## Provided passage:
....

# Jessops [UK camera retailer] closes



## Sith Zombie (Jan 15, 2013)

Sad news for it's staff and another blow to the uk high streets. With HMV sure to follow, its only going to be a few years until there is nothing left but coffee shops, eateries and clothes shops in city centres. 
I just can't see the old business model of having a big 'bricks and mortar' presence working for a lot of companies now.

It got me thinking of these new 'Canon Stores', obviously it's a take on Apple stores and if it has a technical support area and a sensor cleaning/general servicing area, then cool right? Yeah, but how much revenue would come from people paying for the service as opposed to people using the warranty period? The only way I see them surviving the long run is if the in store prices can match popular online vendors. If a stores that sold a wide range of P&S's, Mirrorless, DSLR's, lenses and accessories from: Canon, Nikon, Sony, Olympus, Samsung and others has gone bust, then what chance does a store chance if they just sell Canon products at max RRP? 

Aping Apple is just not a smart move for most companies. If you buy a new mac [not older models] from the Apple store it will cost you 'lets say' '£1,000', if you buy it from the online Apple store it will cost you £1,000, if you buy it from another vendor it will cost you '£1,000'. Therefore, you feel comfortable walking into the store and shelling out the cash, knowing that it's not cheaper elsewhere.
You can still shop around for deals with camera gear and I doubt these Canon stores will offer the best prices.


----------



## paul13walnut5 (Jan 15, 2013)

I think you've hit the nail right on the head. If you are an authorised reseller then you must sell at Apple / Canons / Oakleys blah blah blah prices.

Independents may be able to compete in terms of discounts on add ons, such as cases (where there is considerable mark up) or clubcard points if you are tesco.

It's all about perceived brand value. And why the companies had a clause that Jessops return their stock rather than see a fire sale.

Canon may open up the CPS scheme as an added value incentive, or have training events, talks etc.

Unfortunately my experience of Apple Stores is that they've never opened up a mac pro, and all they want to do is get you on to the latest OS.


----------



## bycostello (Jan 15, 2013)

you say another blow for the high street.. but how much do you buy on the web and how much on the high street...


----------



## Sith Zombie (Jan 15, 2013)

bycostello said:


> you say another blow for the high street.. but how much do you buy on the web and how much on the high street...



Probably about 60/40 in favour of shops if I'm honest. I bought my Sony Nex 5N from Jessops and buy games and dvds from shops but I did most of my Christmas shopping online as I don't like the crowds. I still enjoy going to shops and browsing and have bought all my camera gear from stores [mainly Jacobs, that went bust also]
Yes, I believe it is a blow. It's more people unemployed and less interesting high streets but yet I also believe that you can't blame people for shopping online for cheaper prices, it's natural to want to spend less. It's just an unfortunate situation for some, that can't really be avoided.


----------



## Sith Zombie (Jan 15, 2013)

paul13walnut5 said:


> I think you've hit the nail right on the head. If you are an authorised reseller then you must sell at Apple / Canons / Oakleys blah blah blah prices.
> 
> Independents may be able to compete in terms of discounts on add ons, such as cases (where there is considerable mark up) or clubcard points if you are tesco.
> 
> ...

....

## Extracted records:
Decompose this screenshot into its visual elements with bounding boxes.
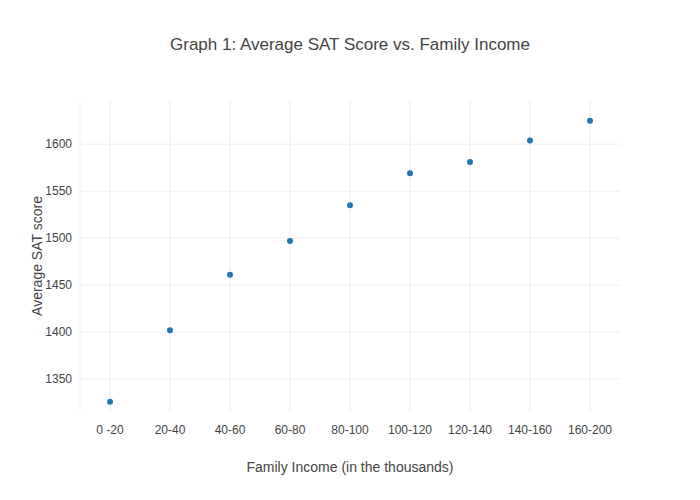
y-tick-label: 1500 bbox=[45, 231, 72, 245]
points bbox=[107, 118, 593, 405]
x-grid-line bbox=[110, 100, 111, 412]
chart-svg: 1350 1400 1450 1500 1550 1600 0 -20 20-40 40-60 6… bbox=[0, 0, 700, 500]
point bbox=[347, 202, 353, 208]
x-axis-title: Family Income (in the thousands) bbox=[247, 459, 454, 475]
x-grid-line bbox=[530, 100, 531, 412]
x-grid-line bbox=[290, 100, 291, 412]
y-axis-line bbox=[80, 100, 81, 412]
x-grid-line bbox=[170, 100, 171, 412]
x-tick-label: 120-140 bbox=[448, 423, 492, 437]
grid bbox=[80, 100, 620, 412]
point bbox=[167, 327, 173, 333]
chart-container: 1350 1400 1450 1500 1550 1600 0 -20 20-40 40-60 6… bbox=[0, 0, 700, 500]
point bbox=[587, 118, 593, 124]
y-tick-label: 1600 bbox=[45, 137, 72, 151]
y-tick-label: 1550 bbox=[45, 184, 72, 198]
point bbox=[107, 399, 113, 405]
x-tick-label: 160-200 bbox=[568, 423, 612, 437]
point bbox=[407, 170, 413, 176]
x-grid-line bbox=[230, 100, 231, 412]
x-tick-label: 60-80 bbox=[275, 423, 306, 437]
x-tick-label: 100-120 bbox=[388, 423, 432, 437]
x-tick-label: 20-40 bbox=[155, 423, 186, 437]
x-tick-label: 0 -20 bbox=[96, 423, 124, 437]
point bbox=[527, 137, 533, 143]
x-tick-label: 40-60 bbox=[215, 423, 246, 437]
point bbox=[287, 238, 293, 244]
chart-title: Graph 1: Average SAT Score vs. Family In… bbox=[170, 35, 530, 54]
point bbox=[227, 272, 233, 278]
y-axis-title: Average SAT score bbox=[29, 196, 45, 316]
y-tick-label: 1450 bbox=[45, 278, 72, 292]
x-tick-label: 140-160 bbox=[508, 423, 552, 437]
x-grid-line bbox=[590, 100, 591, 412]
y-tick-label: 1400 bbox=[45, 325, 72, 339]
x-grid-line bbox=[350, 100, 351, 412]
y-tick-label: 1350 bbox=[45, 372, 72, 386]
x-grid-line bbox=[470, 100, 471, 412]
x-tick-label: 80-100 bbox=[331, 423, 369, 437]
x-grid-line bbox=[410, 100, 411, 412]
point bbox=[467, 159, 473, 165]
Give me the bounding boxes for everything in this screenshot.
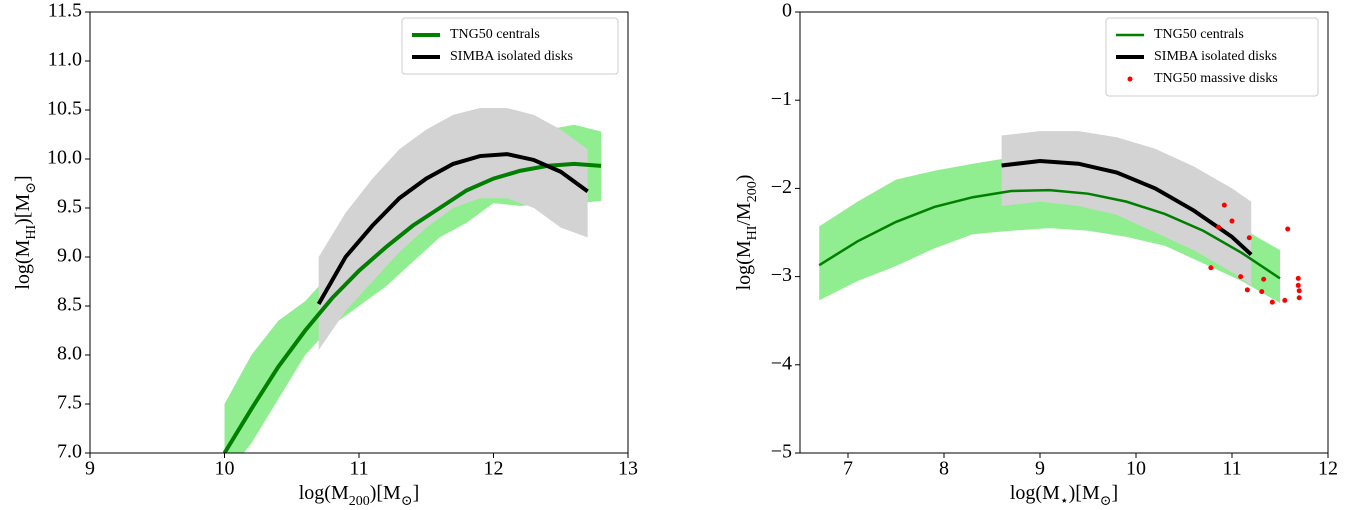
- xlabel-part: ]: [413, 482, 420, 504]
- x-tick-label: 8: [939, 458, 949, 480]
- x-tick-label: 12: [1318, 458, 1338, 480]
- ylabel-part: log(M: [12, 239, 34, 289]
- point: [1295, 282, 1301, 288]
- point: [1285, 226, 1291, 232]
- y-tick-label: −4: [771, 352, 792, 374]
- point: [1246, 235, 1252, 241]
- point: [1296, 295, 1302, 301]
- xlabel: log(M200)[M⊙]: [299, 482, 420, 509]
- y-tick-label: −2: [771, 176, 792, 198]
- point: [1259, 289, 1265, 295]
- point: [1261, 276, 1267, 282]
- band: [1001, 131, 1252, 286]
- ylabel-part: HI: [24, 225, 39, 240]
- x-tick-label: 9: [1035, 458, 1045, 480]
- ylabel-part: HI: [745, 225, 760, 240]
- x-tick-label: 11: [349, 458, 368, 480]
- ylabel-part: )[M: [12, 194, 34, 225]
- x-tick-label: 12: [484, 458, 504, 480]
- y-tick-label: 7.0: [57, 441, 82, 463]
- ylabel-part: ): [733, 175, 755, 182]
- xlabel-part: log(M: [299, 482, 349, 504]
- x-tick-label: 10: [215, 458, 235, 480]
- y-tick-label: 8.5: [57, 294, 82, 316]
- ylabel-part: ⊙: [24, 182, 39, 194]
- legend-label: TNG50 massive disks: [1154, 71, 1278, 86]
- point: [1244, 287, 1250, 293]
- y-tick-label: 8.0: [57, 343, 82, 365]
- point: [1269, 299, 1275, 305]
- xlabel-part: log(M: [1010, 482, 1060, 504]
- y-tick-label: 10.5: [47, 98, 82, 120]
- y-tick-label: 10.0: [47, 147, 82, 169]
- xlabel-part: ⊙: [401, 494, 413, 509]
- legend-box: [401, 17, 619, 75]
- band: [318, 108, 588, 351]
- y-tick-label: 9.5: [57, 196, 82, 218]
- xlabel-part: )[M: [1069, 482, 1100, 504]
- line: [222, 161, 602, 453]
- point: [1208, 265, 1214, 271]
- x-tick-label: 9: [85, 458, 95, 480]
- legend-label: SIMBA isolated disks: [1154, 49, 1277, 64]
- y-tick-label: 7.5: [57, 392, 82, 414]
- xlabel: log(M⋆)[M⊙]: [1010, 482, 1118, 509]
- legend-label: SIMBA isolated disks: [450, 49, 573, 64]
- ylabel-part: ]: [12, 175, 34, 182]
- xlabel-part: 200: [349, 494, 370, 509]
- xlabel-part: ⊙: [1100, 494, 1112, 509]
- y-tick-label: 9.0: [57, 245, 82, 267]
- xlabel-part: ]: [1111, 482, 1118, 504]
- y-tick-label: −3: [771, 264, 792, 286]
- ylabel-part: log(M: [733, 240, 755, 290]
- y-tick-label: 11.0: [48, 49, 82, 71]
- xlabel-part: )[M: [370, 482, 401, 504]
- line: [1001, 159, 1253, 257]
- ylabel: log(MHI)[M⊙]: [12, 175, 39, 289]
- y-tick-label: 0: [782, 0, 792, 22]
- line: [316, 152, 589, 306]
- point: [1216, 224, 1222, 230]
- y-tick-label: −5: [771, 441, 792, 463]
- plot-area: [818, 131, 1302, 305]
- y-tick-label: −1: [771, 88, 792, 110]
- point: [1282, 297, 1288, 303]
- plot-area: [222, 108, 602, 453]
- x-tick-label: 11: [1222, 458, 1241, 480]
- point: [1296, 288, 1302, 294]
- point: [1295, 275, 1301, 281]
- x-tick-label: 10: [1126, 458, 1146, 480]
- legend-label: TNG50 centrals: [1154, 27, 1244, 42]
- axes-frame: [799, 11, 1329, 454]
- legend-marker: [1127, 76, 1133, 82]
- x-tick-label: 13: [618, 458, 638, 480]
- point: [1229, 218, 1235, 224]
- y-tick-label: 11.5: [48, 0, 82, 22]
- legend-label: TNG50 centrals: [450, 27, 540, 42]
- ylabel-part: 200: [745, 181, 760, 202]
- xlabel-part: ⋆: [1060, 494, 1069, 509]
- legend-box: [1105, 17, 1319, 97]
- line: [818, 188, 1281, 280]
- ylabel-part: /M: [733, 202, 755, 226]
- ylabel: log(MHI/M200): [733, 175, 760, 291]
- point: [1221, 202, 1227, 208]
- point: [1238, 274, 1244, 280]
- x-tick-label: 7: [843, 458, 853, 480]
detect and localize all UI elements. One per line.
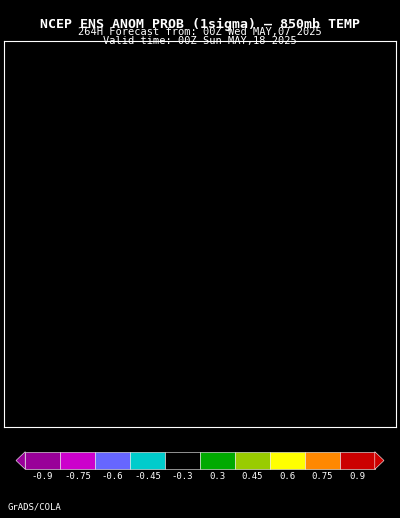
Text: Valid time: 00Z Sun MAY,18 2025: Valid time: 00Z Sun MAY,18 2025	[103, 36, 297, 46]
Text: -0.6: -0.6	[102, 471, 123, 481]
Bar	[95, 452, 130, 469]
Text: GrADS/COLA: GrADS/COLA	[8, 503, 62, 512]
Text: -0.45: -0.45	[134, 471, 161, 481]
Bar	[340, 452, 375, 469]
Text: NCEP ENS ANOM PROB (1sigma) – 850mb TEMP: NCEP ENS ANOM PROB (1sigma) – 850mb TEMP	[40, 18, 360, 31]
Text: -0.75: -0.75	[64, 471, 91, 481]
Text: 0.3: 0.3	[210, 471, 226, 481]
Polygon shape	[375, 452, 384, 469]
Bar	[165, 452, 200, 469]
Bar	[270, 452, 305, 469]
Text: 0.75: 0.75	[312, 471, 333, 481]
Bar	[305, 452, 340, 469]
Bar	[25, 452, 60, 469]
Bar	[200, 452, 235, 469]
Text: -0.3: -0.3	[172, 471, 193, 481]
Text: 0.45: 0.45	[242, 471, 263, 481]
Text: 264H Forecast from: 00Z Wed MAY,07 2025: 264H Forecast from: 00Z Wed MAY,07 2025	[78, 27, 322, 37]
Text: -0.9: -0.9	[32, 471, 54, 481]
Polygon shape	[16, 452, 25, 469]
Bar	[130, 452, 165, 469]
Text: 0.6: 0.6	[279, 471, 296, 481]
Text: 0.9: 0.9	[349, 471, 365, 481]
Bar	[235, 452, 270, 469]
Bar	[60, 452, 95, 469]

....

## Exercise 1:
Copy word for word the part of the Jessops thread that starts at the words "Sad news for" and stops after "in city centres.".
## Exercise 2:
Rewrite the paragraph of the Jessops thread that begins "It got me thinking of these new 'Canon Stores'" as a short bulleted list, keeping its main points.
## Exercise 3:
Continue the Jessops thread from the point where its text ends.
The rows can be left aside here.

## Written answer 1:
Sad news for it's staff and another blow to the uk high streets. With HMV sure to follow, its only going to be a few years until there is nothing left but coffee shops, eateries and clothes shops in city centres.

## Written answer 2:
- The new Canon Stores are a take on Apple stores, and a technical support area and a sensor cleaning/general servicing area would be welcome.
- It is unclear how much revenue would come from paid service rather than from warranty work.
- The stores can survive in the long run only if in-store prices match popular online vendors.
- A store selling a wide range of cameras, lenses and accessories from Canon, Nikon, Sony, Olympus, Samsung and others has gone bust, so a store selling only Canon products at max RRP has little chance.

## Written answer 3:
Yes! I'm still on good old Leopard :] I think Apple make their stores work finically by having a minimal amount in only major cities, which seems to be what Canon is planning with it's stores but I think another problem Canon stores will have is their product lifecycle: an L lens will outlast the buyer if treated well. Apple get by on the fact that alot of users update their products every few years. [except the MacBooks and iMacs, even though you'd be hard pressed to fix one nowadays with them glueing everything in place :-\]


----------



## paul13walnut5 (Jan 15, 2013)

My macbook pro turns 7 this year, and still going strong on Tiger my 8 year old mac mini (now relegated to music server) running panther, MacPro at work and main home machine iMac i7 are both on Snow Leopard.

Any problem the mantra is 'have you tried upgrading the OS' "Naw, it worked fine until yesterday, OS is nothing to do with it"

I don't think product life is too big a problem, folk used to hang on to their bodies for years as changes were usually very very incremental, folk changing bodies after a couple of years now, and will change lenses when things like zoom servos come in (again) or optic improve to match next leap in MP's


----------



## dpinparis (Jan 15, 2013)

Perhaps the reason Canon has decided to have a physical presence on the high street is due to shops like Jessops closing down. A lot of people still like to physically hold a camera before deciding what to get. Imagine a world where all the stores like Jessops close. For Canon to have a store where people can physically try their cameras, still on the high street, could give them an advantage over competitors like Nikon, if Nikon fail to do the same. Perhaps the main purpose of the stores is marketing. If there are no longer any independent stores, in significant numbers at least, then the likes of Canon and Nikon may well have to open up stores to show off their gear.


----------



## Sith Zombie (Jan 15, 2013)

paul13walnut5 said:


> I don't think product life is too big a problem, folk used to hang on to their bodies for years as changes were usually very very incremental, folk changing bodies after a couple of years now, and will change lenses when things like zoom servos come in (again) or optic improve to match next leap in MP's



Ok, thats a good point I didn't consider. Another area that could help the stores succeed is a big catalogue of used/refurb gear, with official guarantee?


----------



## Sith Zombie (Jan 15, 2013)

dpinparis said:


> For Canon to have a store where people can physically try their cameras, still on the high street, could give them an advantage over competitors like Nikon, if Nikon fail to do the same. Perhaps the main purpose of the stores is marketing.



That's a nice point about the marketing because as the downfall of jessops and Jacobs have shown, it's just not financially viable to have a big chain of physical camera stores anymore. A few well placed stores with some good features and services could serve Canon with marketing and perhaps double up as service centres.


----------



## neuroanatomist (Jan 15, 2013)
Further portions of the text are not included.